Task instructions: Give the forum thread again between "Last year they" and "and fixed memory.", inclusive, swapping "generator" for "exporter".

Excerpted text:
When Giant JSON Attacks

PleegWat

Last year they made me implement JSON export for it's-not-gonna-be-big-honest data. I fought, lost, and wrote a partially-streaming generator so on my end it's linear time and fixed memory.

Then they had me implement a maximum file size, so I generate even more files per minute. Each file goes to a HTTP endpoint using libcurl. I neither know nor care whether we're hitting their rate limits.

Steve_The_Cynic

@Mason_Wheeler said in When Giant JSON Attacks:

and has all the fun of needing to define endianness

Is there any system still around that uses big-endian encoding?

Doesn't matter. You still need to define what endianness you want to use.

Note: I favour big-little middle-endian for 32-bit values.

Bulb

@Steve_The_Cynic said in When Giant JSON Attacks:

You still need to define what endianness you want to use.

Among million of other properties of the format, which makes it not particularly significant. For example protobuf uses a variable-length encoding for numbers and specifying that takes a lot more than saying it is little endian, which it is.

Arantor

@Steve_The_Cynic said in When Giant JSON Attacks:

big-little middle-endian for 32-bit values

That seems like a variation on Microsoft's super neat idea for encoding UUIDs in its history (or, if you're an Azure Active Directory user, currently)

Source: https://en.wikipedia.org/wiki/Universally_unique_identifier#Encoding

Variant 2 UUIDs, historically used in Microsoft's COM/OLE libraries, use a mixed-endian format, whereby the first three components of the UUID are little-endian, and the last two are big-endian. For example, 00112233-4455-6677-c899-aabbccddeeff is encoded as the bytes 33 22 11 00 55 44 77 66 c8 99 aa bb cc dd ee ff

Benjamin Hall

@Arantor I was going to joke about doing something like this, but...yeah. Reality is post-satire and has been for a long time now.

Steve_The_Cynic

@Arantor said in When Giant JSON Attacks:

@Steve_The_Cynic said in When Giant JSON Attacks:

big-little middle-endian for 32-bit values

That seems like a variation on Microsoft's super neat idea for encoding UUIDs in its history (or, if you're an Azure Active Directory user, currently)

Classically, it comes from the 32-bit integer formats for the PDP-11, where the two sixteen-bit halves were each stored little-endian, but if you viewed memory as an array of 16-bit words on even addresses only, the 32-bit values were stored in big-endian, so your number 0x12345678 would be stored as:

0x34, 0x12, 0x78, 0x56

Endianness - Wikipedia

ixvedeusi

@Mason_Wheeler said in When Giant JSON Attacks:

Is there any system still around that uses big-endian encoding?

Data segment:
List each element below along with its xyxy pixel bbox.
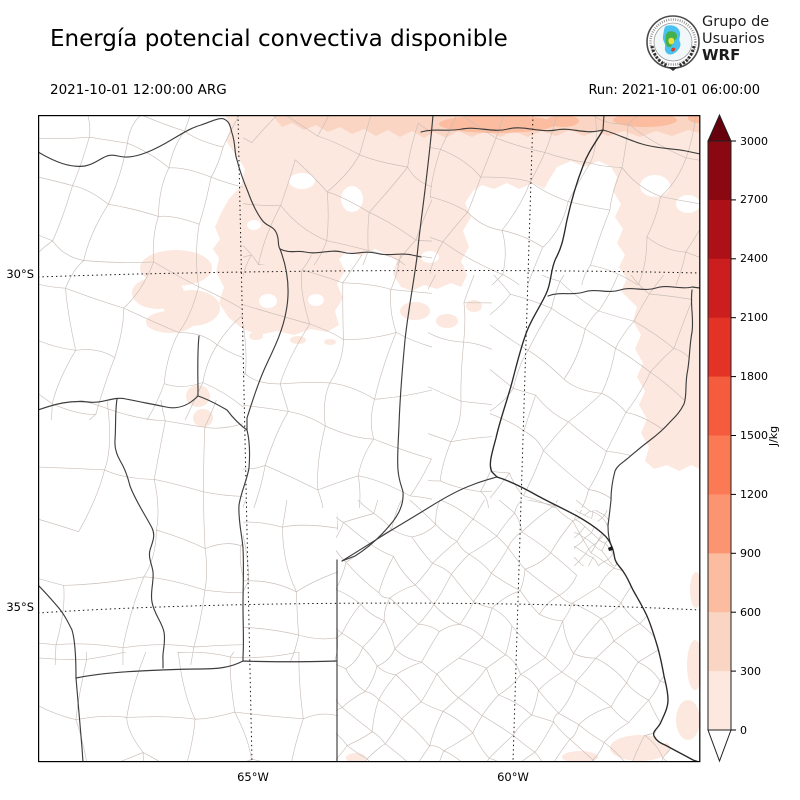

Exercise solution:
Last year they made me implement JSON export for it's-not-gonna-be-big-honest data. I fought, lost, and wrote a partially-streaming exporter so on my end it's linear time and fixed memory.